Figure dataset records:
####

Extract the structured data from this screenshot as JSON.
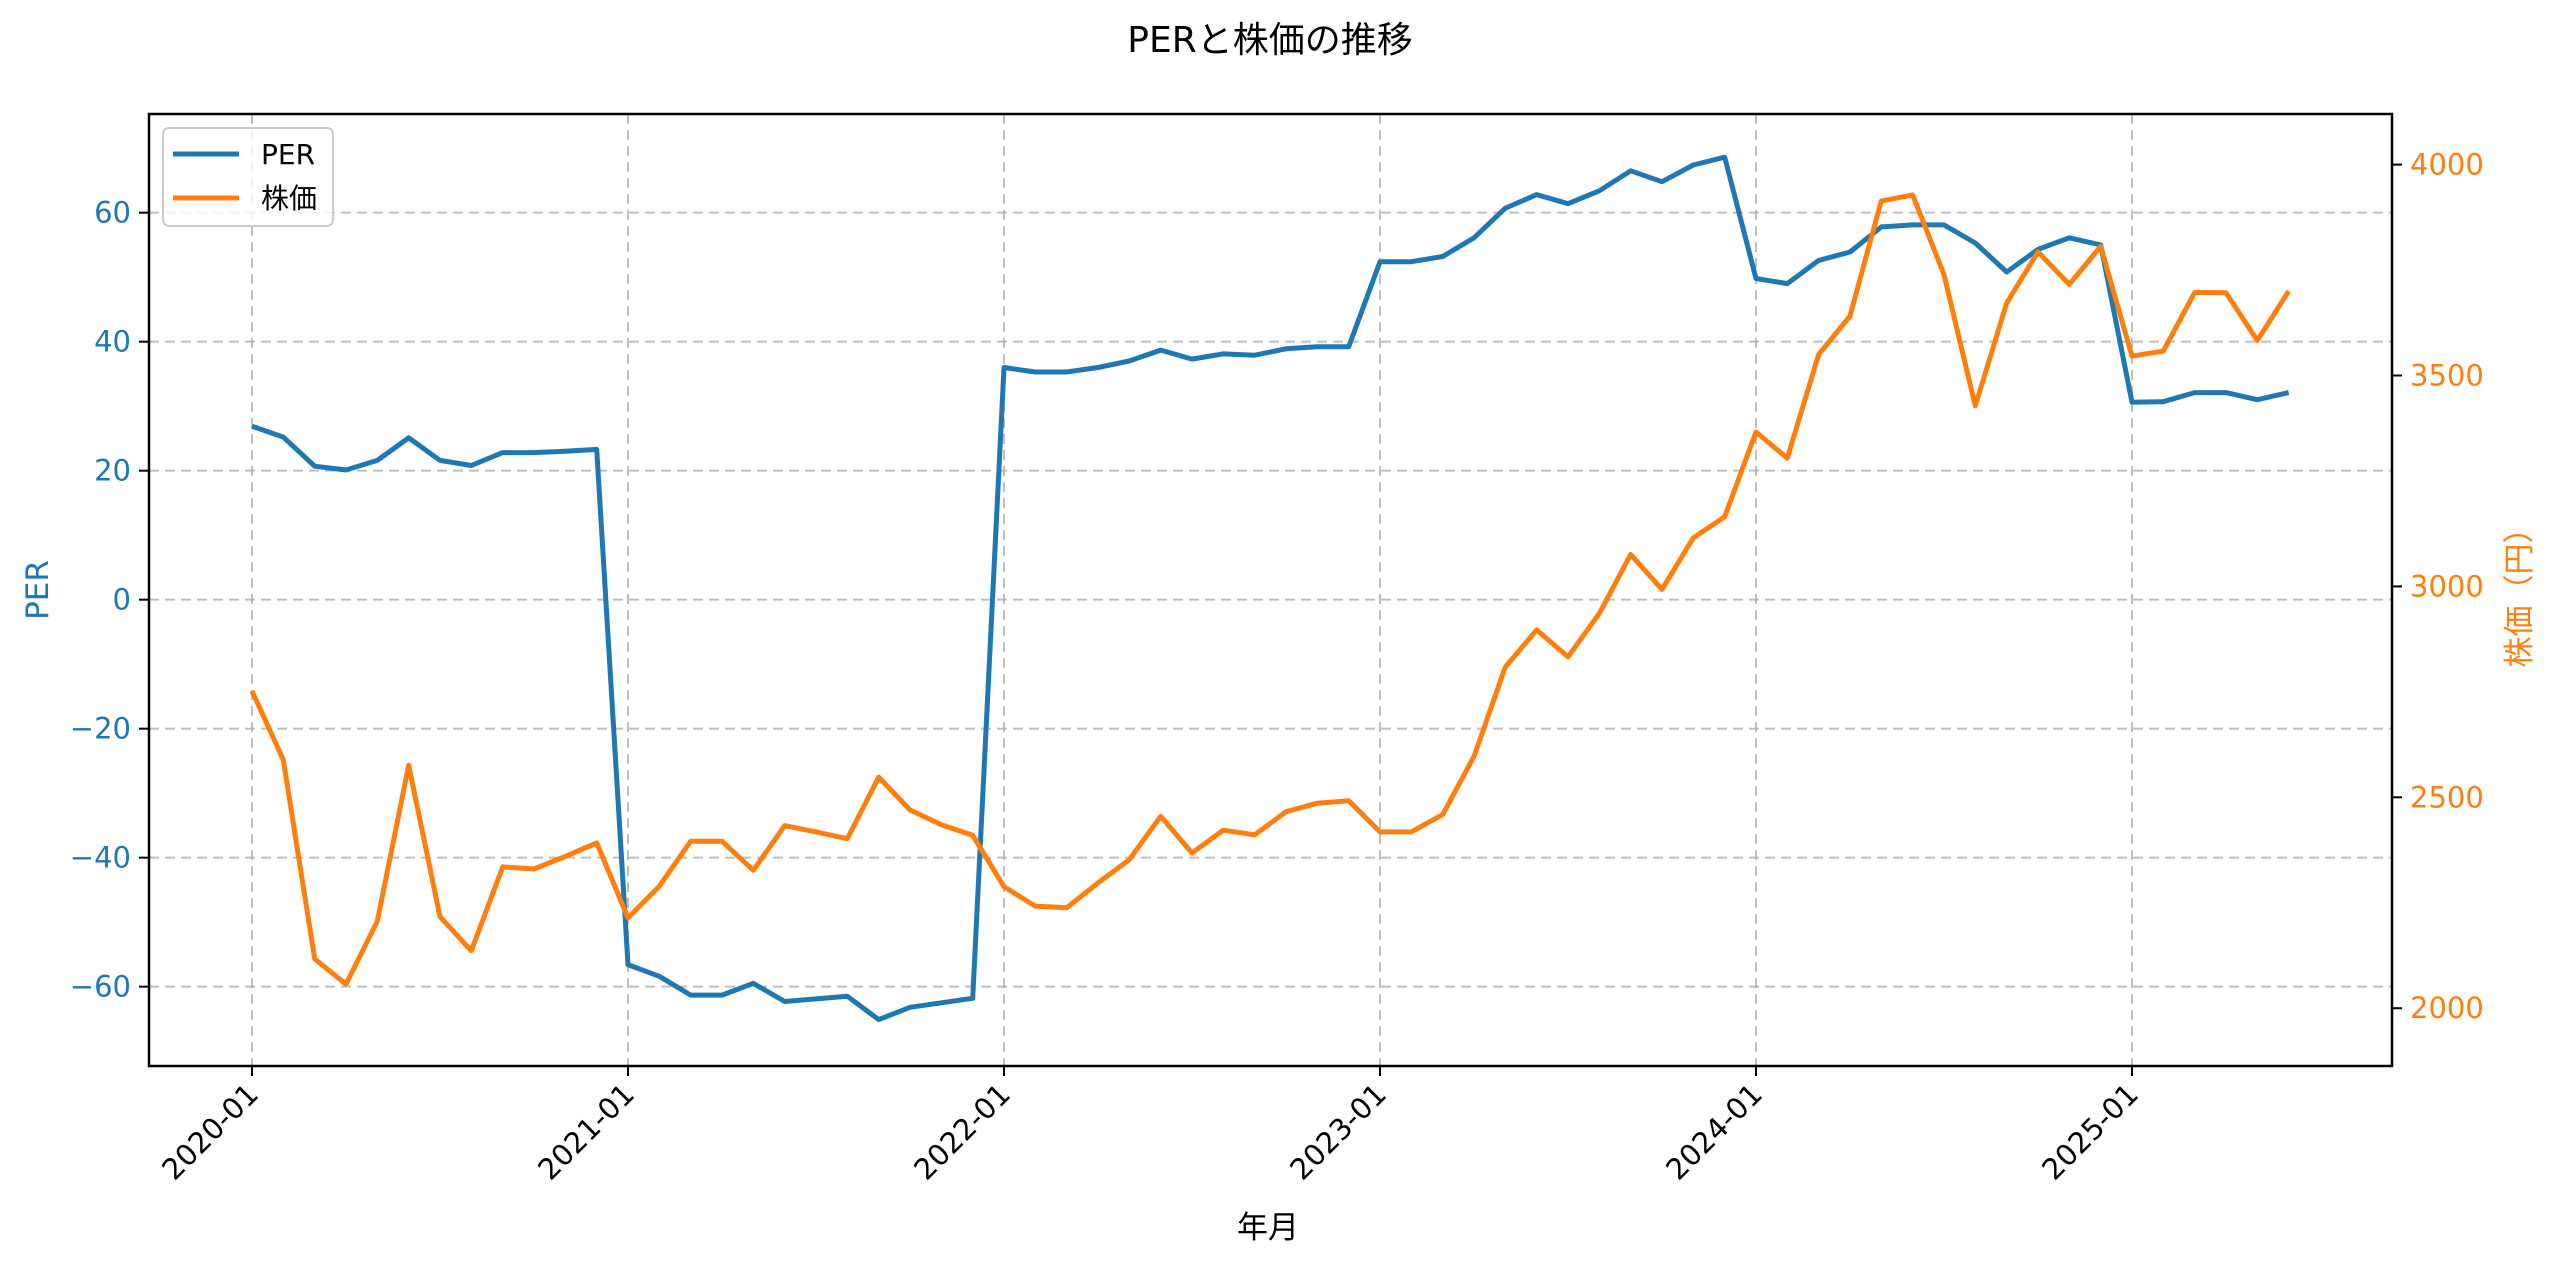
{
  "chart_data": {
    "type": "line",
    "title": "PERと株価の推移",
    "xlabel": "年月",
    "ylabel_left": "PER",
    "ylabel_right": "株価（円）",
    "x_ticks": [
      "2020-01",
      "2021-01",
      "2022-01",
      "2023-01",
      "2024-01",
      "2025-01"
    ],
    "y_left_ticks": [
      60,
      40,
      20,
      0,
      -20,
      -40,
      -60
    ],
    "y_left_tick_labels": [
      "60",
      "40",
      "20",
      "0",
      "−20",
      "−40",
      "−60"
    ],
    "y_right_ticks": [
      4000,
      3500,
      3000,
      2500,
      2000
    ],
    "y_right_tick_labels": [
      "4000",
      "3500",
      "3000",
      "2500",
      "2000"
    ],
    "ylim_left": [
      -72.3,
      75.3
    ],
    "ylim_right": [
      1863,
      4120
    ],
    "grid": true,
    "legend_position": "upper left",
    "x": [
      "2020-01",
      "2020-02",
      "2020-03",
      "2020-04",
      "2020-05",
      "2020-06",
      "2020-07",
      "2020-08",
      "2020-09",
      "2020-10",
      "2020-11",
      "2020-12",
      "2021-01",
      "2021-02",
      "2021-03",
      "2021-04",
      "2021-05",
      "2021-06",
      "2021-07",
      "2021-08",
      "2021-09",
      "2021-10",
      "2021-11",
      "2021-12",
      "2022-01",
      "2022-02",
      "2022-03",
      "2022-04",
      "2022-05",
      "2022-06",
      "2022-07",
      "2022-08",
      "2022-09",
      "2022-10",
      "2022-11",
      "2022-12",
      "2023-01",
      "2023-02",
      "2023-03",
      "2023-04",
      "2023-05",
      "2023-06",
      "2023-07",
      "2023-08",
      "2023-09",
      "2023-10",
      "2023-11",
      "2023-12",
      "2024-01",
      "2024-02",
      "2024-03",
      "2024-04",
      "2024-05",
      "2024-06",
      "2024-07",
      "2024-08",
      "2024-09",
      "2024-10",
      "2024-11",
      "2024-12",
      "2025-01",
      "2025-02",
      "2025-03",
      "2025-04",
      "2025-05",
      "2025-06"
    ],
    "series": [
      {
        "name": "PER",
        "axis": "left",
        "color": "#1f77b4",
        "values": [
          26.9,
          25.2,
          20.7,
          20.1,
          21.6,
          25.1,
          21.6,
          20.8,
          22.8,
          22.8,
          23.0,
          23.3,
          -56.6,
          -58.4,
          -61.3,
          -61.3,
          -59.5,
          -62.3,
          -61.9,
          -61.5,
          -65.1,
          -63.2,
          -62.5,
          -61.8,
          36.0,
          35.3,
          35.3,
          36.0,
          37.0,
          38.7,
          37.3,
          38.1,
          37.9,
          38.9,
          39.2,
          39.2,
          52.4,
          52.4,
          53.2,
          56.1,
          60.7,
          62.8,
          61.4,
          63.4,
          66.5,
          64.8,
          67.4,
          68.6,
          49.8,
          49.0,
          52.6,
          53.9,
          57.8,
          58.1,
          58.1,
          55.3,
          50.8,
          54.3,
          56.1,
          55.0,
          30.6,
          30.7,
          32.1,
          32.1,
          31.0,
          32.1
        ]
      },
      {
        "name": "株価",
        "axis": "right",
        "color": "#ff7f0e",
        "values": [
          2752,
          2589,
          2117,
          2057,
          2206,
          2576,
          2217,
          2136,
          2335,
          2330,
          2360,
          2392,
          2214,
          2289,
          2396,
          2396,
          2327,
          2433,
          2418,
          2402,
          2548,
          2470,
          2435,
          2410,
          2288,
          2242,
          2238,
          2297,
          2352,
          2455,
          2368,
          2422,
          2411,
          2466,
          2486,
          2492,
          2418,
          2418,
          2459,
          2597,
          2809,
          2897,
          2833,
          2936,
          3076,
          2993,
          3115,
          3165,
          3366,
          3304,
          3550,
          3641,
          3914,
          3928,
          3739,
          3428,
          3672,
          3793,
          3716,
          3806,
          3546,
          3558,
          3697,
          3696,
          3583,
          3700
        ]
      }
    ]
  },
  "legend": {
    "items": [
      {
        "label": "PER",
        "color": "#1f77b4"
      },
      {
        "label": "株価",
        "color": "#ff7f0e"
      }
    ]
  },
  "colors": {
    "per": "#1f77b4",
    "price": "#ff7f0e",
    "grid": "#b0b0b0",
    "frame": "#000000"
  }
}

####

## Work to be completed
Retype each entry precisely. Skip images entirely.

## Result of the exercise
Extract the structured data from this screenshot as JSON.
{
  "chart_data": {
    "type": "line",
    "title": "PERと株価の推移",
    "xlabel": "年月",
    "ylabel_left": "PER",
    "ylabel_right": "株価（円）",
    "x_ticks": [
      "2020-01",
      "2021-01",
      "2022-01",
      "2023-01",
      "2024-01",
      "2025-01"
    ],
    "y_left_ticks": [
      60,
      40,
      20,
      0,
      -20,
      -40,
      -60
    ],
    "y_left_tick_labels": [
      "60",
      "40",
      "20",
      "0",
      "−20",
      "−40",
      "−60"
    ],
    "y_right_ticks": [
      4000,
      3500,
      3000,
      2500,
      2000
    ],
    "y_right_tick_labels": [
      "4000",
      "3500",
      "3000",
      "2500",
      "2000"
    ],
    "ylim_left": [
      -72.3,
      75.3
    ],
    "ylim_right": [
      1863,
      4120
    ],
    "grid": true,
    "legend_position": "upper left",
    "x": [
      "2020-01",
      "2020-02",
      "2020-03",
      "2020-04",
      "2020-05",
      "2020-06",
      "2020-07",
      "2020-08",
      "2020-09",
      "2020-10",
      "2020-11",
      "2020-12",
      "2021-01",
      "2021-02",
      "2021-03",
      "2021-04",
      "2021-05",
      "2021-06",
      "2021-07",
      "2021-08",
      "2021-09",
      "2021-10",
      "2021-11",
      "2021-12",
      "2022-01",
      "2022-02",
      "2022-03",
      "2022-04",
      "2022-05",
      "2022-06",
      "2022-07",
      "2022-08",
      "2022-09",
      "2022-10",
      "2022-11",
      "2022-12",
      "2023-01",
      "2023-02",
      "2023-03",
      "2023-04",
      "2023-05",
      "2023-06",
      "2023-07",
      "2023-08",
      "2023-09",
      "2023-10",
      "2023-11",
      "2023-12",
      "2024-01",
      "2024-02",
      "2024-03",
      "2024-04",
      "2024-05",
      "2024-06",
      "2024-07",
      "2024-08",
      "2024-09",
      "2024-10",
      "2024-11",
      "2024-12",
      "2025-01",
      "2025-02",
      "2025-03",
      "2025-04",
      "2025-05",
      "2025-06"
    ],
    "series": [
      {
        "name": "PER",
        "axis": "left",
        "color": "#1f77b4",
        "values": [
          26.9,
          25.2,
          20.7,
          20.1,
          21.6,
          25.1,
          21.6,
          20.8,
          22.8,
          22.8,
          23.0,
          23.3,
          -56.6,
          -58.4,
          -61.3,
          -61.3,
          -59.5,
          -62.3,
          -61.9,
          -61.5,
          -65.1,
          -63.2,
          -62.5,
          -61.8,
          36.0,
          35.3,
          35.3,
          36.0,
          37.0,
          38.7,
          37.3,
          38.1,
          37.9,
          38.9,
          39.2,
          39.2,
          52.4,
          52.4,
          53.2,
          56.1,
          60.7,
          62.8,
          61.4,
          63.4,
          66.5,
          64.8,
          67.4,
          68.6,
          49.8,
          49.0,
          52.6,
          53.9,
          57.8,
          58.1,
          58.1,
          55.3,
          50.8,
          54.3,
          56.1,
          55.0,
          30.6,
          30.7,
          32.1,
          32.1,
          31.0,
          32.1
        ]
      },
      {
        "name": "株価",
        "axis": "right",
        "color": "#ff7f0e",
        "values": [
          2752,
          2589,
          2117,
          2057,
          2206,
          2576,
          2217,
          2136,
          2335,
          2330,
          2360,
          2392,
          2214,
          2289,
          2396,
          2396,
          2327,
          2433,
          2418,
          2402,
          2548,
          2470,
          2435,
          2410,
          2288,
          2242,
          2238,
          2297,
          2352,
          2455,
          2368,
          2422,
          2411,
          2466,
          2486,
          2492,
          2418,
          2418,
          2459,
          2597,
          2809,
          2897,
          2833,
          2936,
          3076,
          2993,
          3115,
          3165,
          3366,
          3304,
          3550,
          3641,
          3914,
          3928,
          3739,
          3428,
          3672,
          3793,
          3716,
          3806,
          3546,
          3558,
          3697,
          3696,
          3583,
          3700
        ]
      }
    ]
  },
  "legend": {
    "items": [
      {
        "label": "PER",
        "color": "#1f77b4"
      },
      {
        "label": "株価",
        "color": "#ff7f0e"
      }
    ]
  },
  "colors": {
    "per": "#1f77b4",
    "price": "#ff7f0e",
    "grid": "#b0b0b0",
    "frame": "#000000"
  }
}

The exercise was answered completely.